■ **THE PROBLEM**:
Say how many lines contain the word "本朝因之" and give no other text.

(Records from a data source)
----
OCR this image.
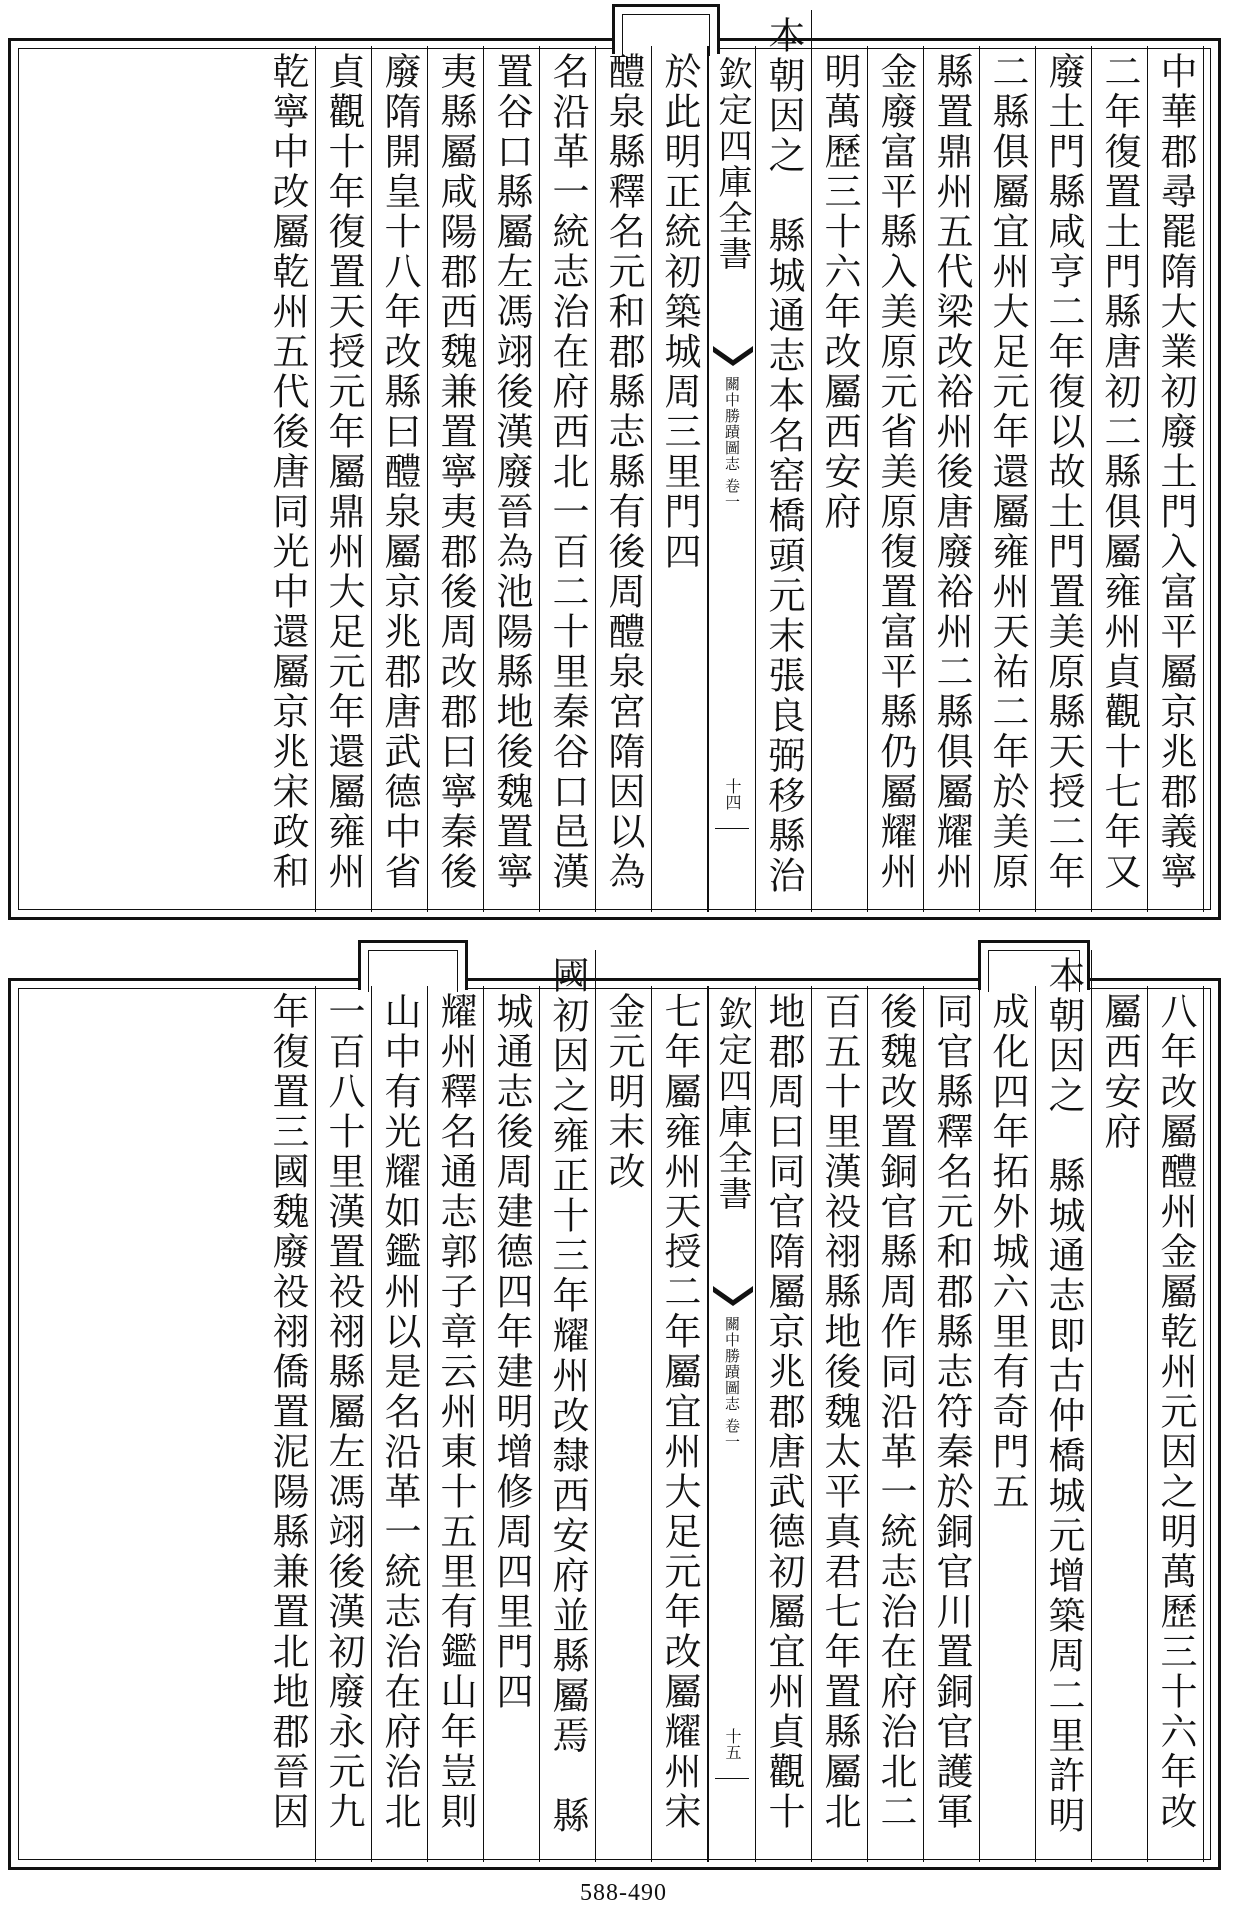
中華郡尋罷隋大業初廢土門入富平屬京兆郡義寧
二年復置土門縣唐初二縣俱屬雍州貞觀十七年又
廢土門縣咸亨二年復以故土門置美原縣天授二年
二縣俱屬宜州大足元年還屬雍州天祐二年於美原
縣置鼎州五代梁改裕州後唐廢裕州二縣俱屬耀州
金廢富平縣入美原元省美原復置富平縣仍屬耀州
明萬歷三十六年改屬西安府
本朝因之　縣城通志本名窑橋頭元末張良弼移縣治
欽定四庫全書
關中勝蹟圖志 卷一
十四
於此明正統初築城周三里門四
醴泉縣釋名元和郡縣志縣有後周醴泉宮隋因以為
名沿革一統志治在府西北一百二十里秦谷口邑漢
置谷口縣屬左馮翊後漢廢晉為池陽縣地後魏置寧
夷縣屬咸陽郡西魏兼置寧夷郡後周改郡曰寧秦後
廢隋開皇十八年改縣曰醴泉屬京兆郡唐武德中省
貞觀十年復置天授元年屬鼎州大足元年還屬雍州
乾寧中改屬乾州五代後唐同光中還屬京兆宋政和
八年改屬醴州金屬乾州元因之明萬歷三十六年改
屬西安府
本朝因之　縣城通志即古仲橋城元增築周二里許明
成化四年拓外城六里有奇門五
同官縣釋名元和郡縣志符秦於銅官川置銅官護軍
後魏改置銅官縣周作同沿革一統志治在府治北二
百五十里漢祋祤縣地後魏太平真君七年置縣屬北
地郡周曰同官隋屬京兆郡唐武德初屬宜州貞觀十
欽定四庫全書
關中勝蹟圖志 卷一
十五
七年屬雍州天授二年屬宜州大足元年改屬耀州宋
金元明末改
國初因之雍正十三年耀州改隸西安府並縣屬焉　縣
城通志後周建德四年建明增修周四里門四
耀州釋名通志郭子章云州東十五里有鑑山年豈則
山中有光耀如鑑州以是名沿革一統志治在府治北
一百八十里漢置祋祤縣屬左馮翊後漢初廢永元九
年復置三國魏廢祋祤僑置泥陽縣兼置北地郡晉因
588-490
----
■ **FINISHED EXERCISE**:
2